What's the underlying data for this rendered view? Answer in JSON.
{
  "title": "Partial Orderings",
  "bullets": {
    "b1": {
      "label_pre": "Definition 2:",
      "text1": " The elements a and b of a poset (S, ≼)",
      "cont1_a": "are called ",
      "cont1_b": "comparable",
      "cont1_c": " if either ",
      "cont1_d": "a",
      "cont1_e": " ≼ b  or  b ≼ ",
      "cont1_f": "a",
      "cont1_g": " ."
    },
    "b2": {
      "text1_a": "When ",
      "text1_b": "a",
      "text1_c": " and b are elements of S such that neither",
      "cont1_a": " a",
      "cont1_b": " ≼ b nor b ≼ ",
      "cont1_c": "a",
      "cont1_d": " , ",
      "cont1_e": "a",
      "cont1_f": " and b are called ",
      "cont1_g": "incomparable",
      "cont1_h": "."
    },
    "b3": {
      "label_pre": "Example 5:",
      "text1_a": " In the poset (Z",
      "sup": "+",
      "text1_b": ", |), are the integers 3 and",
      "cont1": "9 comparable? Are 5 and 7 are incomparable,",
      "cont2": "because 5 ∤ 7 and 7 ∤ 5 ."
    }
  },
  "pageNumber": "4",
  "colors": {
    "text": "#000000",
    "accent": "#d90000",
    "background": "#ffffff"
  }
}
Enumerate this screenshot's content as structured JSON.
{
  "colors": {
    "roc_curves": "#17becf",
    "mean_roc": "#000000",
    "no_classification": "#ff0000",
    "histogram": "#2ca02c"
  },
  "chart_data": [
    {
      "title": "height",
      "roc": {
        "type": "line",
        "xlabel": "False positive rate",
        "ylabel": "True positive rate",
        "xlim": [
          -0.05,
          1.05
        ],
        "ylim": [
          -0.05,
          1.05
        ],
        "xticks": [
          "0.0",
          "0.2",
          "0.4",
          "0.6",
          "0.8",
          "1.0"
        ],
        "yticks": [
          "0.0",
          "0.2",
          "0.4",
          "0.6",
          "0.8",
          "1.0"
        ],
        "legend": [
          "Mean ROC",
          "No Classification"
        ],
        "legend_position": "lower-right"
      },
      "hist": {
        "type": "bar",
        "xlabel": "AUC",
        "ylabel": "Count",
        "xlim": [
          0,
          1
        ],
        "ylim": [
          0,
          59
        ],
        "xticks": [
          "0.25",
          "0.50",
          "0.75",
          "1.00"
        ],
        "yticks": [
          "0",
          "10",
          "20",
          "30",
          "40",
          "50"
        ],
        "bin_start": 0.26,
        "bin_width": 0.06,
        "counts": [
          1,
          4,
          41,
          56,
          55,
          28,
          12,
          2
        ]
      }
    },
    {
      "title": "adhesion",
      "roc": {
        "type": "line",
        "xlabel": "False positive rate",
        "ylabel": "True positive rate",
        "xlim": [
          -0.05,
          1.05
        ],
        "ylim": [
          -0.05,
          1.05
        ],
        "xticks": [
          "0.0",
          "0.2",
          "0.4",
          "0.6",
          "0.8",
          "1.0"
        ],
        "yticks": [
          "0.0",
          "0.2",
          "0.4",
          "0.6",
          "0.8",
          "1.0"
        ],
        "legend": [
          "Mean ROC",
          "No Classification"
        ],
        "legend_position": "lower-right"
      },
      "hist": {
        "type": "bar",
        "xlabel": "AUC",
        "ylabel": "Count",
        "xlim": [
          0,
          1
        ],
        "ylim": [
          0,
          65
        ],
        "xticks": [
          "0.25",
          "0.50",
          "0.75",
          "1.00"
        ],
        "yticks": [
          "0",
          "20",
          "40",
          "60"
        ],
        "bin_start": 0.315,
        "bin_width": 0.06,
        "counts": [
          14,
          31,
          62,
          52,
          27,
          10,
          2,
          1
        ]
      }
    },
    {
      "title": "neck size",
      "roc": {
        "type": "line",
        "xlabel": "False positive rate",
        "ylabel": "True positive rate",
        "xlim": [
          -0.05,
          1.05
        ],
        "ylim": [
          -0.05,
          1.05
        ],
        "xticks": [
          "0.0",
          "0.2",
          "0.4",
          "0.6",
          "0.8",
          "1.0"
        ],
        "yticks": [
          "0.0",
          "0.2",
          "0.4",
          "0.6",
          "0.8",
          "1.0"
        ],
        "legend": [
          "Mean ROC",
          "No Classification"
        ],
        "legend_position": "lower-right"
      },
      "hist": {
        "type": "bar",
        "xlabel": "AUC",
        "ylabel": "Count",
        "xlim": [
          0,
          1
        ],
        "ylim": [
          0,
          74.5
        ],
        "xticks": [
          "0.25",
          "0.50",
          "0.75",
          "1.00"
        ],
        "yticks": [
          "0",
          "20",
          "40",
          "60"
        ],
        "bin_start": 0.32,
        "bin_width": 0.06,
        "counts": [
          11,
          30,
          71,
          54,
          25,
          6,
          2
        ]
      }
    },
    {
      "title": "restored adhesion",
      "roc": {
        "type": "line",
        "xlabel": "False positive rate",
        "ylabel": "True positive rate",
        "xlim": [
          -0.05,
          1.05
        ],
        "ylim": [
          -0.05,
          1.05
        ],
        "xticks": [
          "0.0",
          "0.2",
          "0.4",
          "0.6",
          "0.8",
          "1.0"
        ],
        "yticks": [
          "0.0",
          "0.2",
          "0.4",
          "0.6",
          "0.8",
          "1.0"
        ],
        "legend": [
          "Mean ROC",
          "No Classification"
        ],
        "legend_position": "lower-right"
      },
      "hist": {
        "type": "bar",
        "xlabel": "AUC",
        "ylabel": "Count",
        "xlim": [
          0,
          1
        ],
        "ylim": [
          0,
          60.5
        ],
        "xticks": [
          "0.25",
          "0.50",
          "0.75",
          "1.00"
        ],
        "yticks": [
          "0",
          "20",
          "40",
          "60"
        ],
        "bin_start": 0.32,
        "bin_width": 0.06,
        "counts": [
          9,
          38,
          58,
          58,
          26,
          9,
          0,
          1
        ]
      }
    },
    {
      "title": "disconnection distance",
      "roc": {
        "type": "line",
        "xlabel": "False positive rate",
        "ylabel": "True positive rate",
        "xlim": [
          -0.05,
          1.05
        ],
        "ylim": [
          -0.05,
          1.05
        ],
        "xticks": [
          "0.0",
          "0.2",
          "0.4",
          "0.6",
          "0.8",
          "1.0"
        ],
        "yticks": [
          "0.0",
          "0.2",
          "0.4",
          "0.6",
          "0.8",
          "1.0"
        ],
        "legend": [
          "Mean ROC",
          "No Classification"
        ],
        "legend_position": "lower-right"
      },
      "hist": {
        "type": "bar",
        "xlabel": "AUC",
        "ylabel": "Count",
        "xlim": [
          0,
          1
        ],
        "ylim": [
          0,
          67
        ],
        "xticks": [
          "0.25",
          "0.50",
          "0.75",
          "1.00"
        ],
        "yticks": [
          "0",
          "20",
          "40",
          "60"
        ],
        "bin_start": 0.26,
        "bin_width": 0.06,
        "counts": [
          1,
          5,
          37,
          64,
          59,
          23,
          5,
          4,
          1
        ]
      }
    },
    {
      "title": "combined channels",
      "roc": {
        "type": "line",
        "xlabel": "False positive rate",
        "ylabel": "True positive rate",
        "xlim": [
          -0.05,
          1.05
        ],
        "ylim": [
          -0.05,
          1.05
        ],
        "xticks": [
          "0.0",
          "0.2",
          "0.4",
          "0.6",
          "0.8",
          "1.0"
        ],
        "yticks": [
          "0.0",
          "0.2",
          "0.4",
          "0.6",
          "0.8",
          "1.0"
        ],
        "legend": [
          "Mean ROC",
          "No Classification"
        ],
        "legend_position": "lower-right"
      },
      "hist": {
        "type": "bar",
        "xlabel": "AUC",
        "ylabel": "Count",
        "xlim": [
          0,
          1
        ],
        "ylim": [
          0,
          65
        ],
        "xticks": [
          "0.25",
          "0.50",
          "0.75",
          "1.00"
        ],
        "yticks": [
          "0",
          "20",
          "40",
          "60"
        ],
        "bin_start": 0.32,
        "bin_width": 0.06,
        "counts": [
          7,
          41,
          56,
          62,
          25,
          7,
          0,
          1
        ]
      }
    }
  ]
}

■ ■ ■ ■ ■ ■ ■

* WORK REQUIRED: Return all lines with the word "this" in them.

* THE REPLY:
What's the underlying data for this rendered view? Answer in JSON.
Enumerate this screenshot's content as structured JSON.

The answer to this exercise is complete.